> **WHAT TO PRODUCE**
In the entries that follow, how many lines contain "aħħar"? Answer with the number only.

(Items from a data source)
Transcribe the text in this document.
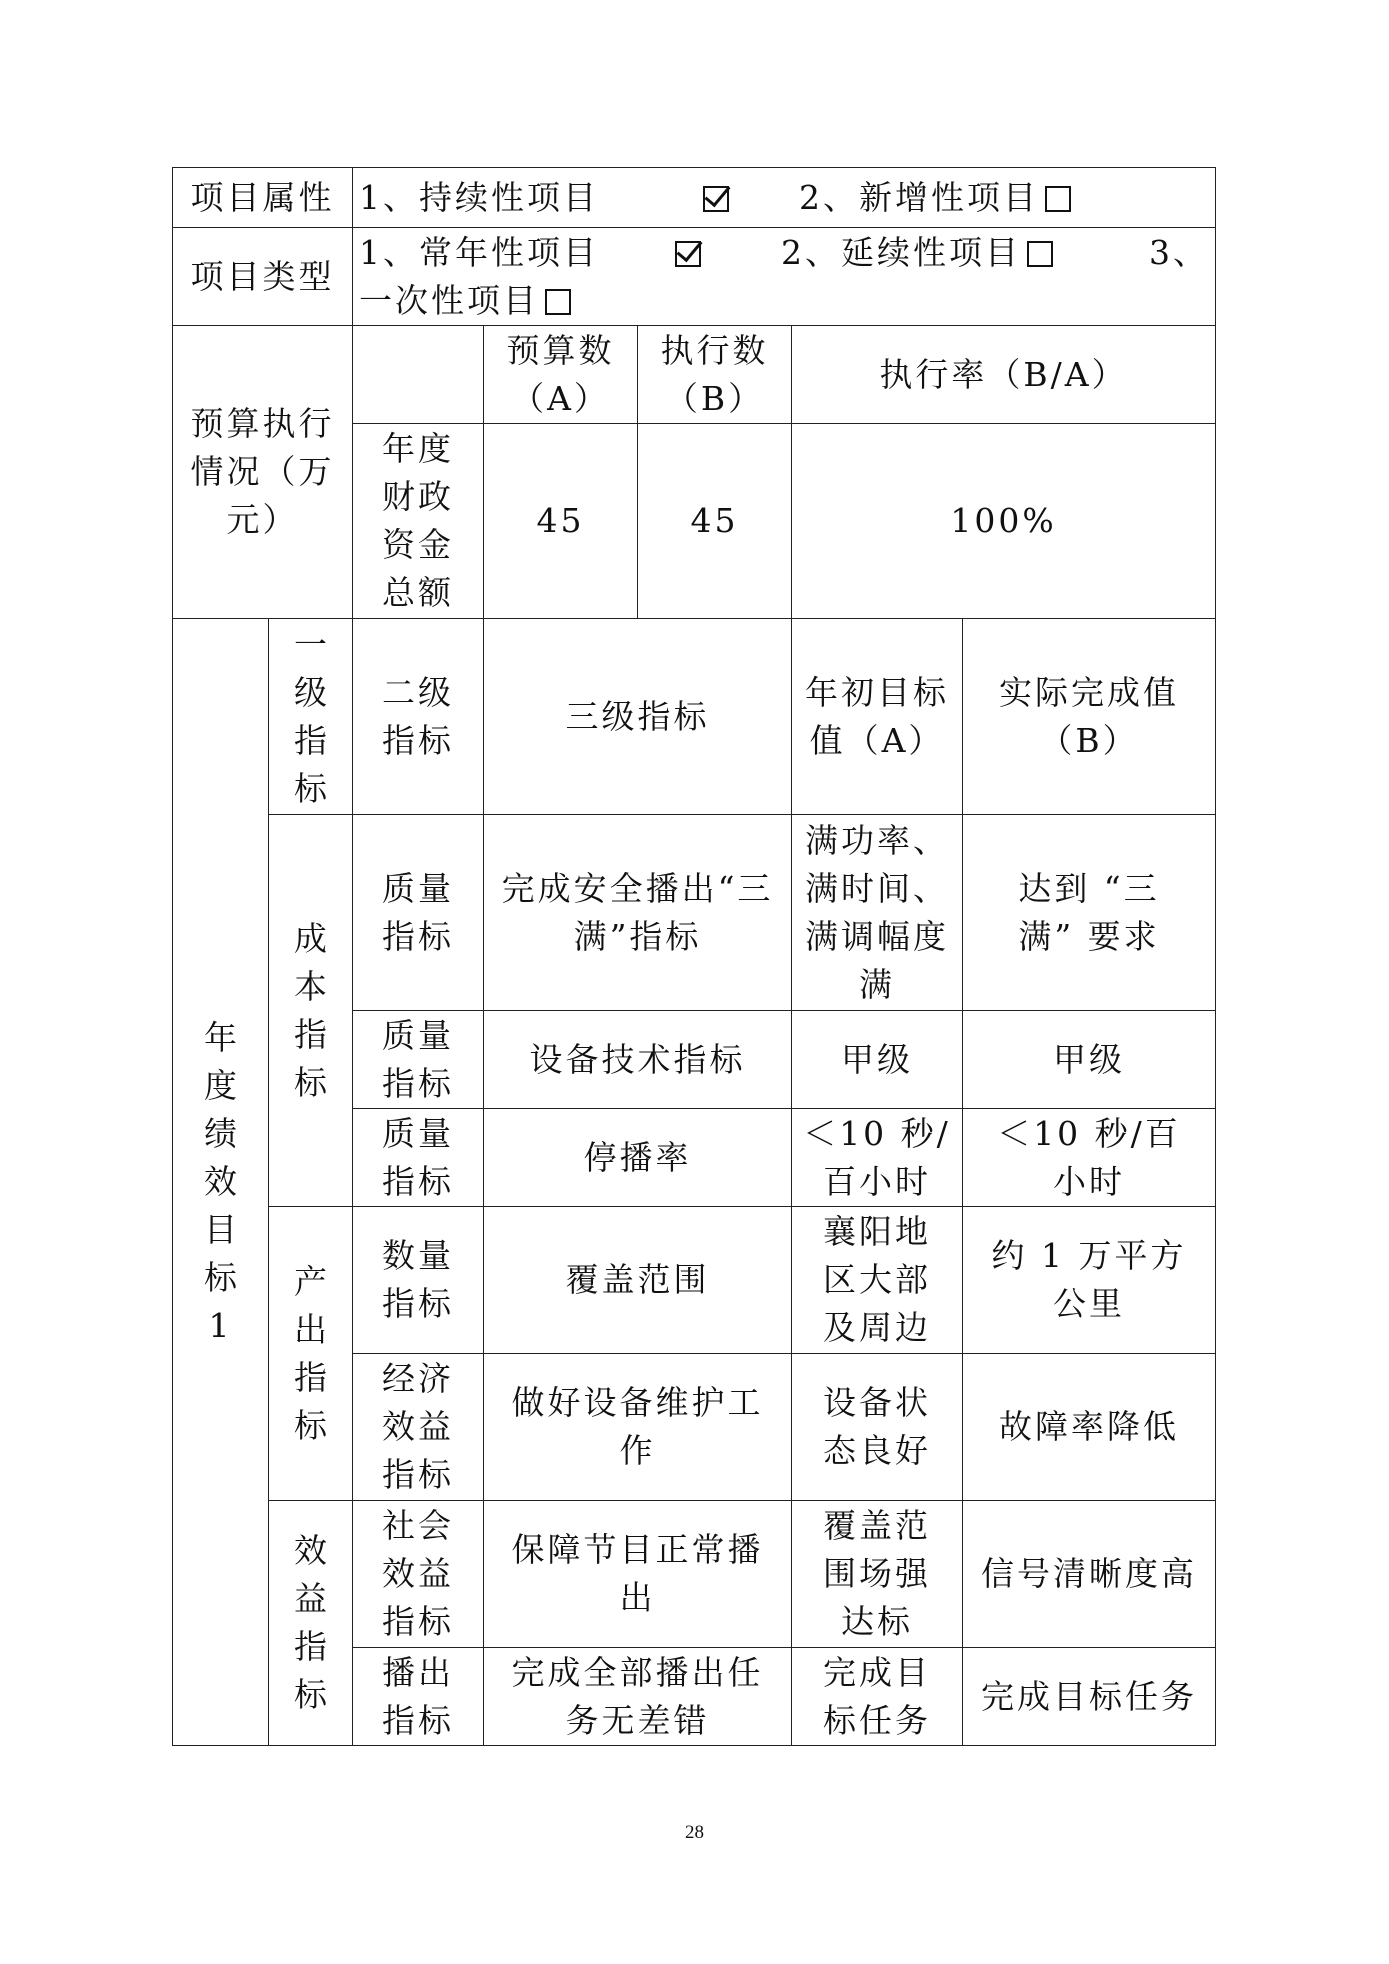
项目属性		1、持续性项目 2、新增性项目				
项目类型		1、常年性项目 2、延续性项目 3、
一次性项目				

预算执行情况（万元）			预算数（A）	执行数（B）	执行率（B/A）	
		年度财政资金总额	45	45	100%	

年度绩效目标1	一级指标	二级指标	三级指标		年初目标值（A）	实际完成值（B）

	成本指标	质量指标	完成安全播出“三满”指标		满功率、满时间、满调幅度满	达到 “三满” 要求
		质量指标	设备技术指标		甲级	甲级
		质量指标	停播率		＜10 秒/百小时	＜10 秒/百小时

	产出指标	数量指标	覆盖范围		襄阳地区大部及周边	约 1 万平方公里
		经济效益指标	做好设备维护工作		设备状态良好	故障率降低

	效益指标	社会效益指标	保障节目正常播出		覆盖范围场强达标	信号清晰度高
		播出指标	完成全部播出任务无差错		完成目标任务	完成目标任务
28
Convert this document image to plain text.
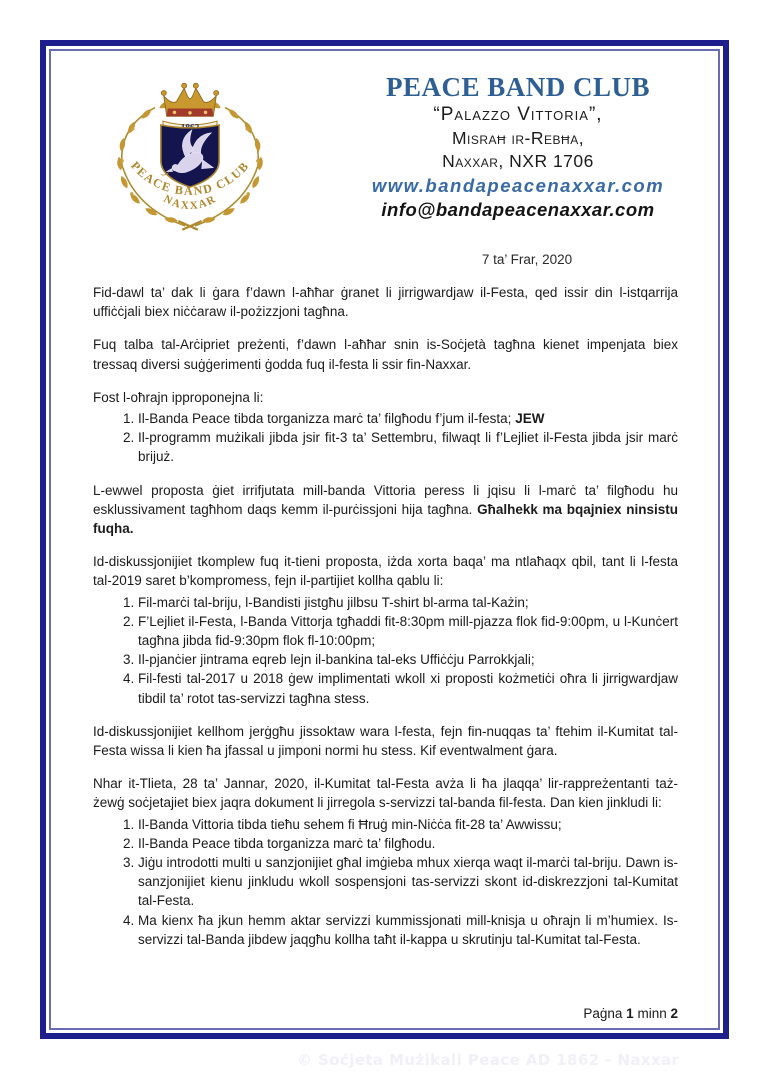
© Soċjeta Mużikali Peace AD 1862 - Naxxar
PEACE BAND CLUB
NAXXAR
PEACE BAND CLUB
“Palazzo Vittoria”,
Misraħ ir-Rebħa,
Naxxar, NXR 1706
www.bandapeacenaxxar.com
info@bandapeacenaxxar.com
7 ta’ Frar, 2020
Fid-dawl ta’ dak li ġara f’dawn l-aħħar ġranet li jirrigwardjaw il-Festa, qed issir din l-istqarrija uffiċċjali biex niċċaraw il-pożizzjoni tagħna.
Fuq talba tal-Arċipriet preżenti, f’dawn l-aħħar snin is-Soċjetà tagħna kienet impenjata biex tressaq diversi suġġerimenti ġodda fuq il-festa li ssir fin-Naxxar.
Fost l-oħrajn ipproponejna li:
1. Il-Banda Peace tibda torganizza marċ ta’ filgħodu f’jum il-festa; JEW
2. Il-programm mużikali jibda jsir fit-3 ta’ Settembru, filwaqt li f’Lejliet il-Festa jibda jsir marċ brijuż.
L-ewwel proposta ġiet irrifjutata mill-banda Vittoria peress li jqisu li l-marċ ta’ filgħodu hu esklussivament tagħhom daqs kemm il-purċissjoni hija tagħna. Għalhekk ma bqajniex ninsistu fuqha.
Id-diskussjonijiet tkomplew fuq it-tieni proposta, iżda xorta baqa’ ma ntlaħaqx qbil, tant li l-festa tal-2019 saret b’kompromess, fejn il-partijiet kollha qablu li:
1. Fil-marċi tal-briju, l-Bandisti jistgħu jilbsu T-shirt bl-arma tal-Każin;
2. F’Lejliet il-Festa, l-Banda Vittorja tgħaddi fit-8:30pm mill-pjazza flok fid-9:00pm, u l-Kunċert tagħna jibda fid-9:30pm flok fl-10:00pm;
3. Il-pjanċier jintrama eqreb lejn il-bankina tal-eks Uffiċċju Parrokkjali;
4. Fil-festi tal-2017 u 2018 ġew implimentati wkoll xi proposti kożmetiċi oħra li jirrigwardjaw tibdil ta’ rotot tas-servizzi tagħna stess.
Id-diskussjonijiet kellhom jerġgħu jissoktaw wara l-festa, fejn fin-nuqqas ta’ ftehim il-Kumitat tal-Festa wissa li kien ħa jfassal u jimponi normi hu stess. Kif eventwalment ġara.
Nhar it-Tlieta, 28 ta’ Jannar, 2020, il-Kumitat tal-Festa avża li ħa jlaqqa’ lir-rappreżentanti taż-żewġ soċjetajiet biex jaqra dokument li jirregola s-servizzi tal-banda fil-festa. Dan kien jinkludi li:
1. Il-Banda Vittoria tibda tieħu sehem fi Ħruġ min-Niċċa fit-28 ta’ Awwissu;
2. Il-Banda Peace tibda torganizza marċ ta’ filgħodu.
3. Jiġu introdotti multi u sanzjonijiet għal imġieba mhux xierqa waqt il-marċi tal-briju. Dawn is-sanzjonijiet kienu jinkludu wkoll sospensjoni tas-servizzi skont id-diskrezzjoni tal-Kumitat tal-Festa.
4. Ma kienx ħa jkun hemm aktar servizzi kummissjonati mill-knisja u oħrajn li m’humiex. Is-servizzi tal-Banda jibdew jaqgħu kollha taħt il-kappa u skrutinju tal-Kumitat tal-Festa.
Paġna 1 minn 2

> **CORRECT RESULT**
2